# RECORDS TO USE start

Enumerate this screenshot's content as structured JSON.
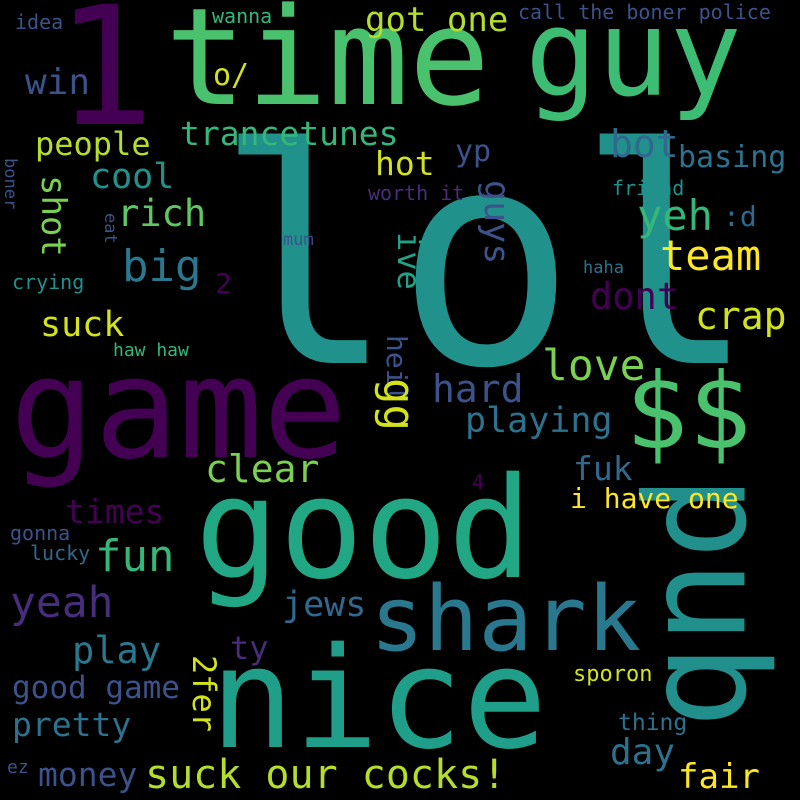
{
  "words": [
    {
      "key": "lol",
      "text": "lol",
      "color": "#21918c"
    },
    {
      "key": "time",
      "text": "time",
      "color": "#4ac16d"
    },
    {
      "key": "guy",
      "text": "guy",
      "color": "#3dbc74"
    },
    {
      "key": "one",
      "text": "1",
      "color": "#440154"
    },
    {
      "key": "game",
      "text": "game",
      "color": "#440154"
    },
    {
      "key": "good",
      "text": "good",
      "color": "#22a785"
    },
    {
      "key": "nice",
      "text": "nice",
      "color": "#1f9e89"
    },
    {
      "key": "pub",
      "text": "pub",
      "color": "#21908d"
    },
    {
      "key": "dollars",
      "text": "$$",
      "color": "#4ac16d"
    },
    {
      "key": "shark",
      "text": "shark",
      "color": "#2a788e"
    },
    {
      "key": "suck_our",
      "text": "suck our cocks!",
      "color": "#b5de2b"
    },
    {
      "key": "trancetunes",
      "text": "trancetunes",
      "color": "#35b779"
    },
    {
      "key": "got_one",
      "text": "got one",
      "color": "#b5de2b"
    },
    {
      "key": "o_slash",
      "text": "o/",
      "color": "#d2e21b"
    },
    {
      "key": "win",
      "text": "win",
      "color": "#3b528b"
    },
    {
      "key": "people",
      "text": "people",
      "color": "#b5de2b"
    },
    {
      "key": "cool",
      "text": "cool",
      "color": "#21918c"
    },
    {
      "key": "shot",
      "text": "shot",
      "color": "#7ad151"
    },
    {
      "key": "rich",
      "text": "rich",
      "color": "#5ec962"
    },
    {
      "key": "big",
      "text": "big",
      "color": "#2a788e"
    },
    {
      "key": "hot",
      "text": "hot",
      "color": "#d2e21b"
    },
    {
      "key": "bot",
      "text": "bot",
      "color": "#31688e"
    },
    {
      "key": "basing",
      "text": "basing",
      "color": "#2c728e"
    },
    {
      "key": "yp",
      "text": "yp",
      "color": "#3b528b"
    },
    {
      "key": "guys",
      "text": "guys",
      "color": "#3b528b"
    },
    {
      "key": "yeh",
      "text": "yeh",
      "color": "#35b779"
    },
    {
      "key": "colon_d",
      "text": ":d",
      "color": "#31688e"
    },
    {
      "key": "team",
      "text": "team",
      "color": "#fde725"
    },
    {
      "key": "ive",
      "text": "ive",
      "color": "#20a386"
    },
    {
      "key": "two",
      "text": "2",
      "color": "#440154"
    },
    {
      "key": "dont",
      "text": "dont",
      "color": "#440154"
    },
    {
      "key": "crap",
      "text": "crap",
      "color": "#d2e21b"
    },
    {
      "key": "suck",
      "text": "suck",
      "color": "#d2e21b"
    },
    {
      "key": "love",
      "text": "love",
      "color": "#7ad151"
    },
    {
      "key": "heil",
      "text": "heil",
      "color": "#3b528b"
    },
    {
      "key": "hard",
      "text": "hard",
      "color": "#3b528b"
    },
    {
      "key": "gg",
      "text": "gg",
      "color": "#d2e21b"
    },
    {
      "key": "playing",
      "text": "playing",
      "color": "#2c728e"
    },
    {
      "key": "clear",
      "text": "clear",
      "color": "#7ad151"
    },
    {
      "key": "fuk",
      "text": "fuk",
      "color": "#31688e"
    },
    {
      "key": "times",
      "text": "times",
      "color": "#440154"
    },
    {
      "key": "i_have_one",
      "text": "i have one",
      "color": "#fde725"
    },
    {
      "key": "four",
      "text": "4",
      "color": "#440154"
    },
    {
      "key": "fun",
      "text": "fun",
      "color": "#35b779"
    },
    {
      "key": "yeah",
      "text": "yeah",
      "color": "#472d7b"
    },
    {
      "key": "jews",
      "text": "jews",
      "color": "#31688e"
    },
    {
      "key": "play",
      "text": "play",
      "color": "#2a788e"
    },
    {
      "key": "ty",
      "text": "ty",
      "color": "#472d7b"
    },
    {
      "key": "twofer",
      "text": "2fer",
      "color": "#d2e21b"
    },
    {
      "key": "good_game",
      "text": "good game",
      "color": "#3b528b"
    },
    {
      "key": "pretty",
      "text": "pretty",
      "color": "#2c728e"
    },
    {
      "key": "money",
      "text": "money",
      "color": "#3b528b"
    },
    {
      "key": "day",
      "text": "day",
      "color": "#2c728e"
    },
    {
      "key": "fair",
      "text": "fair",
      "color": "#fde725"
    },
    {
      "key": "sporon",
      "text": "sporon",
      "color": "#d2e21b"
    },
    {
      "key": "thing",
      "text": "thing",
      "color": "#2c728e"
    },
    {
      "key": "idea",
      "text": "idea",
      "color": "#3b528b"
    },
    {
      "key": "wanna",
      "text": "wanna",
      "color": "#35b779"
    },
    {
      "key": "call_the",
      "text": "call the boner police",
      "color": "#3b528b"
    },
    {
      "key": "worth_it",
      "text": "worth it",
      "color": "#472d7b"
    },
    {
      "key": "friend",
      "text": "friend",
      "color": "#21918c"
    },
    {
      "key": "boner",
      "text": "boner",
      "color": "#3b528b"
    },
    {
      "key": "eat",
      "text": "eat",
      "color": "#3b528b"
    },
    {
      "key": "mum",
      "text": "mum",
      "color": "#3b528b"
    },
    {
      "key": "haha",
      "text": "haha",
      "color": "#2c728e"
    },
    {
      "key": "crying",
      "text": "crying",
      "color": "#21918c"
    },
    {
      "key": "haw_haw",
      "text": "haw haw",
      "color": "#35b779"
    },
    {
      "key": "gonna",
      "text": "gonna",
      "color": "#3b528b"
    },
    {
      "key": "lucky",
      "text": "lucky",
      "color": "#31688e"
    },
    {
      "key": "ez",
      "text": "ez",
      "color": "#3b528b"
    }
  ]
}
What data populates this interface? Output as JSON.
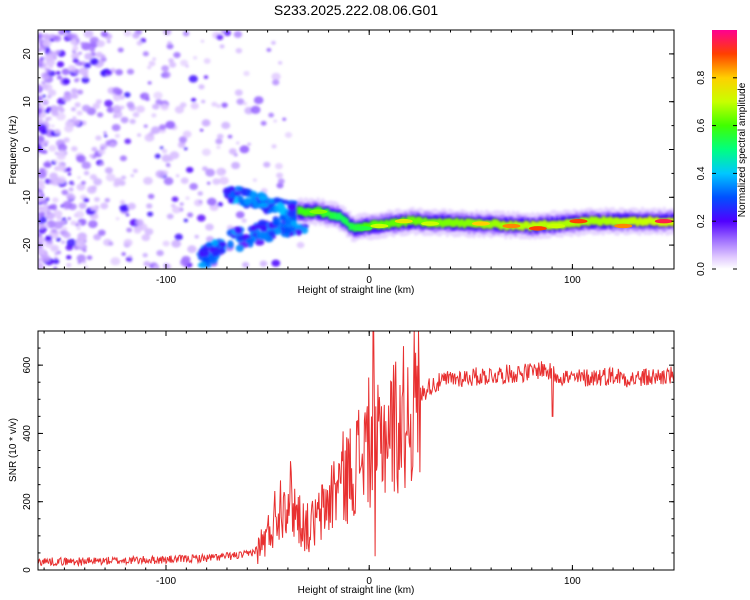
{
  "title": "S233.2025.222.08.06.G01",
  "chart_data": [
    {
      "type": "heatmap",
      "xlabel": "Height of straight line (km)",
      "ylabel": "Frequency (Hz)",
      "xlim": [
        -163,
        150
      ],
      "ylim": [
        -25,
        25
      ],
      "xticks": [
        -100,
        0,
        100
      ],
      "yticks": [
        -20,
        -10,
        0,
        10,
        20
      ],
      "colorbar": {
        "label": "Normalized spectral amplitude",
        "range": [
          0,
          1
        ],
        "ticks": [
          "0.0",
          "0.2",
          "0.4",
          "0.6",
          "0.8"
        ],
        "tick_values": [
          0,
          0.2,
          0.4,
          0.6,
          0.8
        ]
      },
      "ridge": [
        {
          "x": -25,
          "y": -13,
          "amp": 0.6
        },
        {
          "x": -15,
          "y": -14,
          "amp": 0.45
        },
        {
          "x": -8,
          "y": -16.5,
          "amp": 0.5
        },
        {
          "x": 0,
          "y": -16,
          "amp": 0.65
        },
        {
          "x": 20,
          "y": -15,
          "amp": 0.7
        },
        {
          "x": 50,
          "y": -15.5,
          "amp": 0.75
        },
        {
          "x": 80,
          "y": -16,
          "amp": 0.85
        },
        {
          "x": 110,
          "y": -15,
          "amp": 0.8
        },
        {
          "x": 145,
          "y": -15,
          "amp": 0.9
        }
      ]
    },
    {
      "type": "line",
      "xlabel": "Height of straight line (km)",
      "ylabel": "SNR (10 * v/v)",
      "xlim": [
        -163,
        150
      ],
      "ylim": [
        0,
        700
      ],
      "xticks": [
        -100,
        0,
        100
      ],
      "yticks": [
        0,
        200,
        400,
        600
      ],
      "series": [
        {
          "name": "SNR",
          "color": "#e83030",
          "x": [
            -163,
            -140,
            -120,
            -100,
            -80,
            -70,
            -60,
            -55,
            -50,
            -45,
            -40,
            -35,
            -30,
            -25,
            -20,
            -15,
            -10,
            -5,
            0,
            2,
            5,
            10,
            15,
            20,
            25,
            30,
            40,
            50,
            60,
            70,
            80,
            85,
            90,
            100,
            110,
            120,
            130,
            140,
            150
          ],
          "y": [
            25,
            25,
            28,
            30,
            35,
            40,
            45,
            60,
            100,
            180,
            230,
            160,
            120,
            150,
            200,
            260,
            280,
            330,
            380,
            300,
            380,
            420,
            430,
            470,
            510,
            540,
            560,
            565,
            570,
            575,
            580,
            590,
            575,
            560,
            565,
            570,
            560,
            565,
            570
          ]
        }
      ]
    }
  ]
}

# RECORDS TO USE end

Select and copy each line from the data that includes the word "JSON".

Enumerate this screenshot's content as structured JSON.
What data populates this interface? Output as JSON.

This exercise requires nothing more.